[Records from a collection]
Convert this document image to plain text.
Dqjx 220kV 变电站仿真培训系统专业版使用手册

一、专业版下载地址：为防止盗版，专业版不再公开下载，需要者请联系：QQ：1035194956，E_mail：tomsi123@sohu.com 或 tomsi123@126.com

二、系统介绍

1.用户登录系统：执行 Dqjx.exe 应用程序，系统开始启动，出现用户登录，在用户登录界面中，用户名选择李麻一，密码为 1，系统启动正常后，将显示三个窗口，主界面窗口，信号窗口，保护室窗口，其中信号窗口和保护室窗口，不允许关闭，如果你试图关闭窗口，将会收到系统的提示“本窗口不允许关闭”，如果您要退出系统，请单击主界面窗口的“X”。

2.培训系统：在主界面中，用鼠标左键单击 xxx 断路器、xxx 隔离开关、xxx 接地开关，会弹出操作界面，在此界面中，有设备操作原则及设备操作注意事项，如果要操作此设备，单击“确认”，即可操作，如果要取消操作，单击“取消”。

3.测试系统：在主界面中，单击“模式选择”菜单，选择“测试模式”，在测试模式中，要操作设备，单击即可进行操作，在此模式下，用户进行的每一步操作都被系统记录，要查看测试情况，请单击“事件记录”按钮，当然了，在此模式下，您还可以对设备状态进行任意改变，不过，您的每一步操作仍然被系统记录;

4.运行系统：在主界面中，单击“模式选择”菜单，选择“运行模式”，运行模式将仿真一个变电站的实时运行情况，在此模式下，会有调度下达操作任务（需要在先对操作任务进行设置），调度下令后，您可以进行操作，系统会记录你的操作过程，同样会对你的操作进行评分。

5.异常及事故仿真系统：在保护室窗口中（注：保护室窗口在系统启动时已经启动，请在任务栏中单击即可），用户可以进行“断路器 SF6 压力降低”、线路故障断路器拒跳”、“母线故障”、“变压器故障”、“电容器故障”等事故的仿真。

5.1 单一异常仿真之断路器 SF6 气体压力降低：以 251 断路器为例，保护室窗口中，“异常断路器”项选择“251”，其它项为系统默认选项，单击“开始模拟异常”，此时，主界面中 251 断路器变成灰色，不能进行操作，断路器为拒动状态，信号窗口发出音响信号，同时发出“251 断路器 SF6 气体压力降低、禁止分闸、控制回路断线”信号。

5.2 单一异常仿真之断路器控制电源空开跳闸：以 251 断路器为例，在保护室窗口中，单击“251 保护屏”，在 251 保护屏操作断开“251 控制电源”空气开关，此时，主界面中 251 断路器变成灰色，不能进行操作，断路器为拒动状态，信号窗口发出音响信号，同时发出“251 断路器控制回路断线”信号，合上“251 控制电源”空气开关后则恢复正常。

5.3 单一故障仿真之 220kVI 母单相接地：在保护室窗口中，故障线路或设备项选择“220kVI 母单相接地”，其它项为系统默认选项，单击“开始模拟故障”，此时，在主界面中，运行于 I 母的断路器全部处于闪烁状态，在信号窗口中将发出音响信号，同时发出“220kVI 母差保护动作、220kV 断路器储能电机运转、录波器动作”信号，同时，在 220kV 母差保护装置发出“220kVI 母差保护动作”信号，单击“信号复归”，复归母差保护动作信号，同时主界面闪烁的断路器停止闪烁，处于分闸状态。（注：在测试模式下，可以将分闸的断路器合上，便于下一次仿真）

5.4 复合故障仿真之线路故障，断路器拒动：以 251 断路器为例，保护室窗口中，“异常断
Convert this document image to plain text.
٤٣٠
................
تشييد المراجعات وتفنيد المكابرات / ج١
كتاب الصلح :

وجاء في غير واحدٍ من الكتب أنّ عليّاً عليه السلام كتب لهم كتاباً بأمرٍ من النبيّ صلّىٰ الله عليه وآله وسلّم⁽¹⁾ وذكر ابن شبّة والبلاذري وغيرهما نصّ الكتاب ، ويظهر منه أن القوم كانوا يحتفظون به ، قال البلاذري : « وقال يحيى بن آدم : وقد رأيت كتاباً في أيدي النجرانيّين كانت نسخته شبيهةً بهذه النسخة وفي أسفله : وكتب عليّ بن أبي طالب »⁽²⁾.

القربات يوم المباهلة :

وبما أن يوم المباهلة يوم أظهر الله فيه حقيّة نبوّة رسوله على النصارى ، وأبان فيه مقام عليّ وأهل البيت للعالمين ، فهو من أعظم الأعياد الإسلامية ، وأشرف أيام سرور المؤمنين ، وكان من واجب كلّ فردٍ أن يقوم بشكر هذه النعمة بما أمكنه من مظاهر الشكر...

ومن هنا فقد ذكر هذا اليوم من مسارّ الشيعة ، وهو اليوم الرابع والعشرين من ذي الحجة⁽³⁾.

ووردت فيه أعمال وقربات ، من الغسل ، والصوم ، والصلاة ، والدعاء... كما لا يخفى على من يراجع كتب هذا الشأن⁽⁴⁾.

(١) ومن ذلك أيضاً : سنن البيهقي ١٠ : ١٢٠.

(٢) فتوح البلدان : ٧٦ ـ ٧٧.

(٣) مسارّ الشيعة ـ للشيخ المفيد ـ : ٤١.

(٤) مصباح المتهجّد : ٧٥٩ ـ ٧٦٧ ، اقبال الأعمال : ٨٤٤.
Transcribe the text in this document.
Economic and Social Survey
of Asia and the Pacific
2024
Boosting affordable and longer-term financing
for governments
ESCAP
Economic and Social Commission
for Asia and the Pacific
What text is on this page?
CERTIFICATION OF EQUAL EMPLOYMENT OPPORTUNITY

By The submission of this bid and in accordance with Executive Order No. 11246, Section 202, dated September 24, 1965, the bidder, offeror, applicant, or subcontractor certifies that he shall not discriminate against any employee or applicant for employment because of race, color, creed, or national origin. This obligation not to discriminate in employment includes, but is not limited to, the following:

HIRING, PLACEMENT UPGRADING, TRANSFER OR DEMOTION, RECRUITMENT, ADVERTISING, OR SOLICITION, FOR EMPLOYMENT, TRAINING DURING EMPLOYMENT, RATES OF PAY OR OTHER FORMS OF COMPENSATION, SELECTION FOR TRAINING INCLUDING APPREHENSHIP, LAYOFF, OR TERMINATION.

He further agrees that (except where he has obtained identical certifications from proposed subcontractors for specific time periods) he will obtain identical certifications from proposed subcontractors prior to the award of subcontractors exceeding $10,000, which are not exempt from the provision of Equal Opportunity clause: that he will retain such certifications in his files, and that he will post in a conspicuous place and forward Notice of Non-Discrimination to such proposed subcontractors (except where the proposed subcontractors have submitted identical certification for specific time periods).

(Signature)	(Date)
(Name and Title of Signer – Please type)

### Task to carry out
Keep only the lines from the one containing "What text is on this page?" to the end of the entries, and repeat them exactly.

### Correct output
What text is on this page?
CERTIFICATION OF EQUAL EMPLOYMENT OPPORTUNITY

By The submission of this bid and in accordance with Executive Order No. 11246, Section 202, dated September 24, 1965, the bidder, offeror, applicant, or subcontractor certifies that he shall not discriminate against any employee or applicant for employment because of race, color, creed, or national origin. This obligation not to discriminate in employment includes, but is not limited to, the following:

HIRING, PLACEMENT UPGRADING, TRANSFER OR DEMOTION, RECRUITMENT, ADVERTISING, OR SOLICITION, FOR EMPLOYMENT, TRAINING DURING EMPLOYMENT, RATES OF PAY OR OTHER FORMS OF COMPENSATION, SELECTION FOR TRAINING INCLUDING APPREHENSHIP, LAYOFF, OR TERMINATION.

He further agrees that (except where he has obtained identical certifications from proposed subcontractors for specific time periods) he will obtain identical certifications from proposed subcontractors prior to the award of subcontractors exceeding $10,000, which are not exempt from the provision of Equal Opportunity clause: that he will retain such certifications in his files, and that he will post in a conspicuous place and forward Notice of Non-Discrimination to such proposed subcontractors (except where the proposed subcontractors have submitted identical certification for specific time periods).

(Signature)	(Date)
(Name and Title of Signer – Please type)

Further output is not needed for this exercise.